Zu erledigen |
#1 Welche Akkulaufzeit erwartet LeCPU im Forenthread zum MacBook-Kauf mindestens von einem neuen Laptop?
#2 Fasse den Forenthread zum MacBook-Kauf in zwei Sätzen zusammen.
#3 Führe den Forenthread zum MacBook-Kauf nach seinem letzten Satz weiter.

# Lohnt sich ein MacBook Pro? Oder doch was anderes?



## LeCPU (18. Juni 2012)

Guten Abend,

ich bin schon seit einiger Zeit auf der Suche nach einem Laptop für die Schule und später auch für die Uni.
Nun haben es mir die MB Pros schon ganz schön angetan... Nur der Preis ist halt schon relativ hoch! Dafür hat man allerdings auch eine gute Qualität.
Naja, ich habe mal ein bisschen gesucht, und finde dieses (Apple MacBook Pro, 13.3", Core i5-3210M 2.50GHz, 4096MB, 500GB (MD101D/A) (Mid 2012) | Geizhals Deutschland) hier eigentlich ganz schön. Was sagt ihr dazu? Gibt es ein anderes/besserer MacBook in diesem Preisbreich ~1000-1200 Euro oder vielleicht auch eine Alternative aus dem Windows-Sortiment? Kann gerne auch günstiger sein  !

Ich lege viel Wert auf eine sehr gute Verarbeitung, relativ lange Ausdauer (mind. 4 Stunden), möglichst leise und dennoch genug Rechenleistung. Meine Anwendungsgebiete sind Office, Internet, Filme,... Gespielt werden muss nicht!

Über Vorschläge würde ich mich sehr freuen.

Grüße

-LeCPU-


----------



## joel3214 (18. Juni 2012)

Apple oder Win kann man dir nicht beantworten beide Seiten haben Fanboys und es endet hier wie immer in einem ewigen gezankt leider 
Nimm das Macbook wenn dir die Geniale Software gefällt win wenn es günstiger mit gleichen Leistungswerten auf dem Papier (Macbook hat gefühlt mehr Leistung weil es halt abgestimmt ist als ein technisch gleich wertes Win Gerät).

Gegebene Angaben |
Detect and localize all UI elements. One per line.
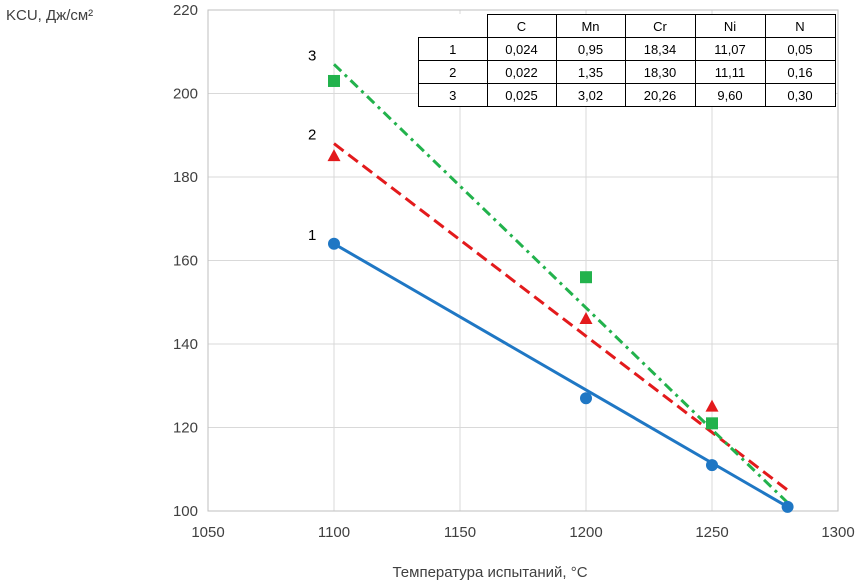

Gelöste Aufgaben |
#1 Mindestens 4 Stunden.

#2 LeCPU sucht einen Laptop für Schule und Uni, findet ein 13,3-Zoll-MacBook-Pro (Mid 2012) trotz des hohen Preises ansprechend und bittet um andere Vorschläge bis etwa 1000–1200 Euro, auch aus dem Windows-Angebot, wobei gute Verarbeitung, mindestens 4 Stunden Akkulaufzeit, geringe Lautstärke und genug Leistung für Office, Internet und Filme zählen. joel3214 hält die Frage Apple oder Windows wegen der Fanboys beider Seiten für nicht beantwortbar und rät zum MacBook, wenn die Software gefällt, und zu Windows, wenn es bei gleichen Leistungswerten auf dem Papier günstiger ist.

#3
----------



## OSche (18. Juni 2012)

Nimm das was die besser gefaellt, fuer MacBooks sprechen die Akkulaufzeit und Verarbeitung, dafuer musst du halt ein bisschen mehr abdruecken. 
Als Win-Alternative koenntest du dir die aktuellen Dell Notebooks anschauen, 13 Zoeller sind leider immer etwas teuerer, 14 - 15 Zoeller bekommst du mit ordentlicher Hardware schon fuer 899.
Wenn dir Mac aber vom OS besser gefaellt, wuerde ich an deiner Stelle den Mac nehmen.



joel3214 schrieb:


> Apple oder Win kann man dir nicht beantworten beide Seiten haben Fanboys und es endet hier wie immer in einem ewigen gezankt leider
> Nimm das Macbook wenn dir die Geniale Software gefällt win wenn es günstiger mit gleichen Leistungswerten auf dem Papier (Macbook hat gefühlt mehr Leistung weil es halt abgestimmt ist als ein technisch gleich wertes Win Gerät).



Und auch wenn es jetzt wie angekuendigt losgeht, geniale Software ist sehr subjektiv von dir, hatte noch nie Probleme mit Windows.
2. Das mit dem schneller sein stimmt heutzutage nicht mehr, schau dir bitte mal aktuelle Benchmarks in der C'T an, vergleichbar ausgestattete MBs und Wintel Geraete sind in allen Benchmarks gleich auf, beim Videorendern ist Windows im Moment sogar einen Tick schneller ...


----------



## joel3214 (19. Juni 2012)

Darum habe ich auch gefühlte schneller geschrieben habe denn Workflow gemeint.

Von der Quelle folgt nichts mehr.